----- DOCUMENT PASSAGE -----
Ex03-Univariate-Analysis

AIM

To read the given dataset and perform univariate analysis

Explanation

This is simplest form of data analysis, where the data being analyzed consists of just one variable. Since it’s a single variable, it doesn’t deal with causes or relationships. The main purpose of univariate analysis is to describe the data and find patterns that exist within it. In a dataset, it explores each variable separately. It is possible for two kinds of variables- Categorical and Numerical.

ALGORITHM

STEP 1

Read the given Data

STEP 2

Get the information about the data

STEP 3

Preprocess the data

STEP 4

Fill null values in PINCODE column using mode() method

STEP 5

Analyse the data using both statistical and graphical method

CODE

Developed by: Shafeeq Ahamed.S
Reg No: 212221230092

import pandas as pd
import numpy as np
import seaborn as sns
import matplotlib.pyplot as plt

df = pd.read_csv("/content/drive/MyDrive/Colab Notebooks/Semester 3/19AI403 _Intro to DS/Exp_3/SuperStore.csv")
df

df.head()

df.info()

df.describe()

df.tail()

df.shape

df.columns

df.isnull().sum()

df.duplicated()

df['Postal Code'] = df['Postal Code'].fillna(df['Postal Code'].mode()[0])
----- SUPPLIED RECORDS -----
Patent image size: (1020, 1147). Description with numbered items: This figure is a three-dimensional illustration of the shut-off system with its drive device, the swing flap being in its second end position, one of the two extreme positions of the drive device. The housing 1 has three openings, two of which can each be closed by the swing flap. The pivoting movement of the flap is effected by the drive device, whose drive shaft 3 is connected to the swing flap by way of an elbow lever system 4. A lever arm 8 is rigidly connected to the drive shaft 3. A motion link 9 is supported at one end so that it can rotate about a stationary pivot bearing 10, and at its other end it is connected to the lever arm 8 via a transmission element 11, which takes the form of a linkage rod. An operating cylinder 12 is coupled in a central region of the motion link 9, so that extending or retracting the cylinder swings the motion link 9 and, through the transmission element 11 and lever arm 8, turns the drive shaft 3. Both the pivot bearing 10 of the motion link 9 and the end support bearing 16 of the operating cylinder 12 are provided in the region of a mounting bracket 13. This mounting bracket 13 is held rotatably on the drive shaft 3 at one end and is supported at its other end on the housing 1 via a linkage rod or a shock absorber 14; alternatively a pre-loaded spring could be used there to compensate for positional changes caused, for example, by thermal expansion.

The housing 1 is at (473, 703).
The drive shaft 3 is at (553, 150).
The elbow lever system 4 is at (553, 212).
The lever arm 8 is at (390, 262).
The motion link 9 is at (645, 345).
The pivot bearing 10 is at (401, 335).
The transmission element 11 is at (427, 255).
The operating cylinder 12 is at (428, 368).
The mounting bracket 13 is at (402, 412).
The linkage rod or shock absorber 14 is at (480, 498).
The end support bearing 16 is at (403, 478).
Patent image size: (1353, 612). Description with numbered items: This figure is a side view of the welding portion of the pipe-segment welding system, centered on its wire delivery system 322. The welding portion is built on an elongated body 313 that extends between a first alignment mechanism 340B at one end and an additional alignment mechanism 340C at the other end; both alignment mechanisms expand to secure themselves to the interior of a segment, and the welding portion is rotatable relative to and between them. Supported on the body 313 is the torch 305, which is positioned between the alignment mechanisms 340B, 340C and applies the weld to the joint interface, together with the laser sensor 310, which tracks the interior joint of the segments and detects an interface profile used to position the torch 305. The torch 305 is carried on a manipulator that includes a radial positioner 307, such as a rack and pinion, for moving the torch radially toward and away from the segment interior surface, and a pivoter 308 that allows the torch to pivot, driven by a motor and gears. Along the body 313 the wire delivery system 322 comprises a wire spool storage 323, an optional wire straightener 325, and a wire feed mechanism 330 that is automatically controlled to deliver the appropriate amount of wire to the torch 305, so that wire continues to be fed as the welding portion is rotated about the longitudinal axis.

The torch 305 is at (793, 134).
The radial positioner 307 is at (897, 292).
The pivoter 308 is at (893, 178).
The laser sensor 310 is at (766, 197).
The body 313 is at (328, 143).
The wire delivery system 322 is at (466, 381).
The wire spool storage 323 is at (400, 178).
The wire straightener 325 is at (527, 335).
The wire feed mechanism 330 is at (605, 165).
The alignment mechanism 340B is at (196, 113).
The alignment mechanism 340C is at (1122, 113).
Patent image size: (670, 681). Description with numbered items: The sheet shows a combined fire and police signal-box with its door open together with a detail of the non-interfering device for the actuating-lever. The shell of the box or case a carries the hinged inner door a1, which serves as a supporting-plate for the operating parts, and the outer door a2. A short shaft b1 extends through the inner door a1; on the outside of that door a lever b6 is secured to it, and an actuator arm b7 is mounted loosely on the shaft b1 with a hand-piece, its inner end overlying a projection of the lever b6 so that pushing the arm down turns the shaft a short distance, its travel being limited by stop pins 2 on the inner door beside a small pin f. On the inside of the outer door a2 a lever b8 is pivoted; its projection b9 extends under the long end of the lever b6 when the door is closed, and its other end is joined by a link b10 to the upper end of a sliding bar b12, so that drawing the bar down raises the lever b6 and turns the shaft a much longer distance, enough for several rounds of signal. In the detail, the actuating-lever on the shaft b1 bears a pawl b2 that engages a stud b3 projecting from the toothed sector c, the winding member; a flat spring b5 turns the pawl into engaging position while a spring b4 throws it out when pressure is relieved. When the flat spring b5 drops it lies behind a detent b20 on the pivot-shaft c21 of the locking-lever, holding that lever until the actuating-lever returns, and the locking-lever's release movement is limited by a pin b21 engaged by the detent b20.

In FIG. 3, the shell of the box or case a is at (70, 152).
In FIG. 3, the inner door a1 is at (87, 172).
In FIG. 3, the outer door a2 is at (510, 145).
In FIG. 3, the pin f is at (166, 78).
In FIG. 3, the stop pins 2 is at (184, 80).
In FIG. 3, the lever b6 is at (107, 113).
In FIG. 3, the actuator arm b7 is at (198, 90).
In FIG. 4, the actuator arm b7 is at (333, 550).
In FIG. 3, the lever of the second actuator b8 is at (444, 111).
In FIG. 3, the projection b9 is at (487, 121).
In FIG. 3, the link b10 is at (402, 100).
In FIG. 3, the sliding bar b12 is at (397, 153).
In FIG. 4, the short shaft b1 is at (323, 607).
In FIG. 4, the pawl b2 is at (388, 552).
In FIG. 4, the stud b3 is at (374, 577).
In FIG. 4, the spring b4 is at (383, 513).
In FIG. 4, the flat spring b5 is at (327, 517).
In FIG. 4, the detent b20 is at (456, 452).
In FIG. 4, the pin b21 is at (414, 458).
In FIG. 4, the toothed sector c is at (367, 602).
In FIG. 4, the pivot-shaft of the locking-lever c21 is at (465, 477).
-----
### EXERCISE INSTRUCTIONS
a - Name every Python module imported in the code of the univariate analysis exercise.
b - Reproduce the stretch of the univariate analysis exercise from "This is simplest" through "Categorical and Numerical.".

### ANSWERS TO THE EXERCISES
a - pandas, numpy, seaborn, matplotlib.pyplot

b -
This is simplest form of data analysis, where the data being analyzed consists of just one variable. Since it’s a single variable, it doesn’t deal with causes or relationships. The main purpose of univariate analysis is to describe the data and find patterns that exist within it. In a dataset, it explores each variable separately. It is possible for two kinds of variables- Categorical and Numerical.